Direction: Pick out all lines of the entries that include the word "Asia" and copy them.

###

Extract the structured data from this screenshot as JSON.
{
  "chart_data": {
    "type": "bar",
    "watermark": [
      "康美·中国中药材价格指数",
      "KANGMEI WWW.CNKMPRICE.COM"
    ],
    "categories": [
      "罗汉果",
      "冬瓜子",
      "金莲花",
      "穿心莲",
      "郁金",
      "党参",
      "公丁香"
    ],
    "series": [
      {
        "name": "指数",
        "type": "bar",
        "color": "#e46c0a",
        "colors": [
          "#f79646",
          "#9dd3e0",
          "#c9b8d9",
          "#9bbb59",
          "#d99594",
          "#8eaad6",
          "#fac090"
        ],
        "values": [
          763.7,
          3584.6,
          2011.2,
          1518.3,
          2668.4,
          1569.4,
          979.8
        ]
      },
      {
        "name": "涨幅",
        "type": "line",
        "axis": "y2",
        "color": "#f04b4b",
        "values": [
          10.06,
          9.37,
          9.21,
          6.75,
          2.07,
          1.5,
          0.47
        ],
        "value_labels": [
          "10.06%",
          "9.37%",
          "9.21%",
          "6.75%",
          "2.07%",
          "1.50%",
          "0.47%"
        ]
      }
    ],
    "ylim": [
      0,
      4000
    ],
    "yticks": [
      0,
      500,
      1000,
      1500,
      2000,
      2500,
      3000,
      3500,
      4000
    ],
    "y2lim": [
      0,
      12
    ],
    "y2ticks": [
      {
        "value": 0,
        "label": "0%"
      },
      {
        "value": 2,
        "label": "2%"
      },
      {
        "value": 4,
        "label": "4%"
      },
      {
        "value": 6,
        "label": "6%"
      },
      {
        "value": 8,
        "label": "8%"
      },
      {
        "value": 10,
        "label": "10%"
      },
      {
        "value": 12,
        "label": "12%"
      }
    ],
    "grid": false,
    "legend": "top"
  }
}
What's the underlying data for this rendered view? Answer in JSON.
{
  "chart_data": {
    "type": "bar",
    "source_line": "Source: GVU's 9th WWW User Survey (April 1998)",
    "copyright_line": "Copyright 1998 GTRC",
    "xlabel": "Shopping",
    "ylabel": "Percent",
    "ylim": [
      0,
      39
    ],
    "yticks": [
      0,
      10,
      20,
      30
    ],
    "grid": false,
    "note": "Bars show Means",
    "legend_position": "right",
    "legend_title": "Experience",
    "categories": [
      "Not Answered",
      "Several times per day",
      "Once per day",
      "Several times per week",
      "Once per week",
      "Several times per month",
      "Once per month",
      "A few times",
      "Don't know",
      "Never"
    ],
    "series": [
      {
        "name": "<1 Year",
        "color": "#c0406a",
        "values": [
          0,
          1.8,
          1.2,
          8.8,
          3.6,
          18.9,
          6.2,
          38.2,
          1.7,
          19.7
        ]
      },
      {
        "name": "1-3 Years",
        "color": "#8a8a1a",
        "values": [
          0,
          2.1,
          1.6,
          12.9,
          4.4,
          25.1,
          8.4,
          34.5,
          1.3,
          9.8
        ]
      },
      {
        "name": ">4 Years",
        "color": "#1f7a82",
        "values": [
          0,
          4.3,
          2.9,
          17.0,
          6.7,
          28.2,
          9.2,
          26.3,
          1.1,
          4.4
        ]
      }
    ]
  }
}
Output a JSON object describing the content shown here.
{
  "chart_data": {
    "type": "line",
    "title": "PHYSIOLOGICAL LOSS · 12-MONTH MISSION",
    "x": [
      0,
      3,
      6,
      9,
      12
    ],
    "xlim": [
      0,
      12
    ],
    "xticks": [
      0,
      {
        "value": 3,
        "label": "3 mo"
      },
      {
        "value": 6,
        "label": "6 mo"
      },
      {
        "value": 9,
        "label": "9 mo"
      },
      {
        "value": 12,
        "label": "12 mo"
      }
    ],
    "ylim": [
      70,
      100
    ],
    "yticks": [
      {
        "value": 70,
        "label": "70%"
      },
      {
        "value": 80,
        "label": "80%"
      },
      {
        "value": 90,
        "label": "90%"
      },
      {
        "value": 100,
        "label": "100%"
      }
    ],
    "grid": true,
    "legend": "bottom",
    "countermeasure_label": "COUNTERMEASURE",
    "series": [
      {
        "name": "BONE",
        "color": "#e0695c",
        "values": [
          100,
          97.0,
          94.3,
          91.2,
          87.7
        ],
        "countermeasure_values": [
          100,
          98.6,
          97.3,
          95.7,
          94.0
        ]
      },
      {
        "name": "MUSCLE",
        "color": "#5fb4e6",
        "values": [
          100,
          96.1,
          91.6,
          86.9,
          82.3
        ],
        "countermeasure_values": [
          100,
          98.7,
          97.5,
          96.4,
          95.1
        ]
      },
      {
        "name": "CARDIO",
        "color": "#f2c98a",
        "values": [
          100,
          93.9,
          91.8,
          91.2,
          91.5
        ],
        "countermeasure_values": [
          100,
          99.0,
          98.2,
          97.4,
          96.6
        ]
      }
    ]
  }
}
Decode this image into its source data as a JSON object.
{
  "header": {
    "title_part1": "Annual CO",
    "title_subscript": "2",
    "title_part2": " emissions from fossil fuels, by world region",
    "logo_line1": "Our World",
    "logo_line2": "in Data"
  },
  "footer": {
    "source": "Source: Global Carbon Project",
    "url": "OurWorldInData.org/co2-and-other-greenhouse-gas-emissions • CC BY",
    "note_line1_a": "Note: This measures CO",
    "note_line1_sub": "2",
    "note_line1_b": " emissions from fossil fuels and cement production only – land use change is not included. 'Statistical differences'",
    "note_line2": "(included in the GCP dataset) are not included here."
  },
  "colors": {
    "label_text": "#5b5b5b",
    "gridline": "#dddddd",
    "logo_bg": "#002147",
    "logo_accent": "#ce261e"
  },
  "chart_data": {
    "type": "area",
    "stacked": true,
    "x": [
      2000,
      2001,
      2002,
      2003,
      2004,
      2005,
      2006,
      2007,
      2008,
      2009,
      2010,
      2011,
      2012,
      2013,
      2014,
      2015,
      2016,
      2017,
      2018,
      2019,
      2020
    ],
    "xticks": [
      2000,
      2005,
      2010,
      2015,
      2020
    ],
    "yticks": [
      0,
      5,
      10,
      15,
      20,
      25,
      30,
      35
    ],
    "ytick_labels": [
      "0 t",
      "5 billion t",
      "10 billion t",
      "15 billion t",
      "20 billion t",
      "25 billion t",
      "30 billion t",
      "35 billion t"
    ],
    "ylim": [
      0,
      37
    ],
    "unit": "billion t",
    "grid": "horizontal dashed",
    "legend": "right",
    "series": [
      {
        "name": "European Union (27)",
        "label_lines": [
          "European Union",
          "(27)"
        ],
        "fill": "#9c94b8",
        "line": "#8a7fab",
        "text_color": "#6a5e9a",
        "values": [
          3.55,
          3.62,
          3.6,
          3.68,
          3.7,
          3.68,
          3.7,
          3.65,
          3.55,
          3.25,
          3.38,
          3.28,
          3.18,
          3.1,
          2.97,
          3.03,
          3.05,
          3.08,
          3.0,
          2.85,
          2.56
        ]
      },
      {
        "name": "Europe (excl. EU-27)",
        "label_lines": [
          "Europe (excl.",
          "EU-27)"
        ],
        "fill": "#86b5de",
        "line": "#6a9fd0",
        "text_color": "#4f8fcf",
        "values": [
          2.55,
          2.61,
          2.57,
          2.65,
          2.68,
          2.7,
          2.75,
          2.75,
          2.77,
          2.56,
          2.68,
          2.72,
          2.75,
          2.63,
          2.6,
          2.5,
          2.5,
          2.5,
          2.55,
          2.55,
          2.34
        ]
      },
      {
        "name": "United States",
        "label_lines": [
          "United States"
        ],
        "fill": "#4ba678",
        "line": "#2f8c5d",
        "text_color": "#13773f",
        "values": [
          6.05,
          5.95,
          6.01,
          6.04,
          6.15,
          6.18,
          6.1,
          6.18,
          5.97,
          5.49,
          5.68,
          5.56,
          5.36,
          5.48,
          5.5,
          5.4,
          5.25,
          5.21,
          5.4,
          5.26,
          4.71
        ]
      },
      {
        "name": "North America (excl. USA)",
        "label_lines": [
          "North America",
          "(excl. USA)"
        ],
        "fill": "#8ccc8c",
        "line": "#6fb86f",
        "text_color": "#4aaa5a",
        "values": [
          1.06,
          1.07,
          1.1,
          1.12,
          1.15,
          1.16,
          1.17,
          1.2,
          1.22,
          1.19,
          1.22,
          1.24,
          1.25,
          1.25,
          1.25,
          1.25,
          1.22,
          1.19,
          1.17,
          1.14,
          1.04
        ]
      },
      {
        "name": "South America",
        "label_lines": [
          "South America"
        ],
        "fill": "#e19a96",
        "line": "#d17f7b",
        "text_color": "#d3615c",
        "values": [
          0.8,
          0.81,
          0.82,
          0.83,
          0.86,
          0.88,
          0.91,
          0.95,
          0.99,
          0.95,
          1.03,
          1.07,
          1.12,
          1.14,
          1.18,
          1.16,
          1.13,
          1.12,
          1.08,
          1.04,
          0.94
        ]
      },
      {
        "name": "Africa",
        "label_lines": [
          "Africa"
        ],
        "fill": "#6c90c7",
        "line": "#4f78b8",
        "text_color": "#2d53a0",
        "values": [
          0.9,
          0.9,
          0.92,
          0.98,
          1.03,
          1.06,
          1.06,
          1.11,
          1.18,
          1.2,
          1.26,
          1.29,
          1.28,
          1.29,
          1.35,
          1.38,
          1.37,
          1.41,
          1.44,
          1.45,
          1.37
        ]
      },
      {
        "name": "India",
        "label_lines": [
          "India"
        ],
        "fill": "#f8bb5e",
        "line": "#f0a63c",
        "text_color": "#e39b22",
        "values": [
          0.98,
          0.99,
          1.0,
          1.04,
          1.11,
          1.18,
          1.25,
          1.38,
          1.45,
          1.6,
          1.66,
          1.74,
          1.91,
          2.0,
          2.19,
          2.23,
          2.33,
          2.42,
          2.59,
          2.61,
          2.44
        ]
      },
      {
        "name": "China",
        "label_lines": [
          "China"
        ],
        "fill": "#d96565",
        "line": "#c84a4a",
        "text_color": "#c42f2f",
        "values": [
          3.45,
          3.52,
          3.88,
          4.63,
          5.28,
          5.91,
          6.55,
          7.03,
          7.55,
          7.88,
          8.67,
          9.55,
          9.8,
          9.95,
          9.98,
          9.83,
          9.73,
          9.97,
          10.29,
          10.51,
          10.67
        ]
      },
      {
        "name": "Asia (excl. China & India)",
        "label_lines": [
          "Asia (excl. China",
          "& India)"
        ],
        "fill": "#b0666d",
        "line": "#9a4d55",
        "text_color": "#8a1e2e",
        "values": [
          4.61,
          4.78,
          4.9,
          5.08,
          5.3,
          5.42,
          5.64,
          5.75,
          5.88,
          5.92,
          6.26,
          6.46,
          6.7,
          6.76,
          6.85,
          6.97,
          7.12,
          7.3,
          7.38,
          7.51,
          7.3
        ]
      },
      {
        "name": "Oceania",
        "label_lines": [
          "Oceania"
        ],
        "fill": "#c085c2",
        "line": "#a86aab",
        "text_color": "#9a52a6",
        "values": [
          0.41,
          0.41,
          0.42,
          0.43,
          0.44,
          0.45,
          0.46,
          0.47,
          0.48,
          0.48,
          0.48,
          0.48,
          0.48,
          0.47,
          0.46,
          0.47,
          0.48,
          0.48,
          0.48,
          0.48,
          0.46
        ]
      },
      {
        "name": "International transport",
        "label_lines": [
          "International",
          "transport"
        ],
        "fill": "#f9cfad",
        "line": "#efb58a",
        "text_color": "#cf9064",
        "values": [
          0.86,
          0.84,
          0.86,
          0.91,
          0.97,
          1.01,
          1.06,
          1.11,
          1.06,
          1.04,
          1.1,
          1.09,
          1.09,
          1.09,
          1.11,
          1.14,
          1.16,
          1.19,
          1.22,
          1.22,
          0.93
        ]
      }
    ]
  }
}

###

In response:
        "name": "Asia (excl. China & India)",
          "Asia (excl. China",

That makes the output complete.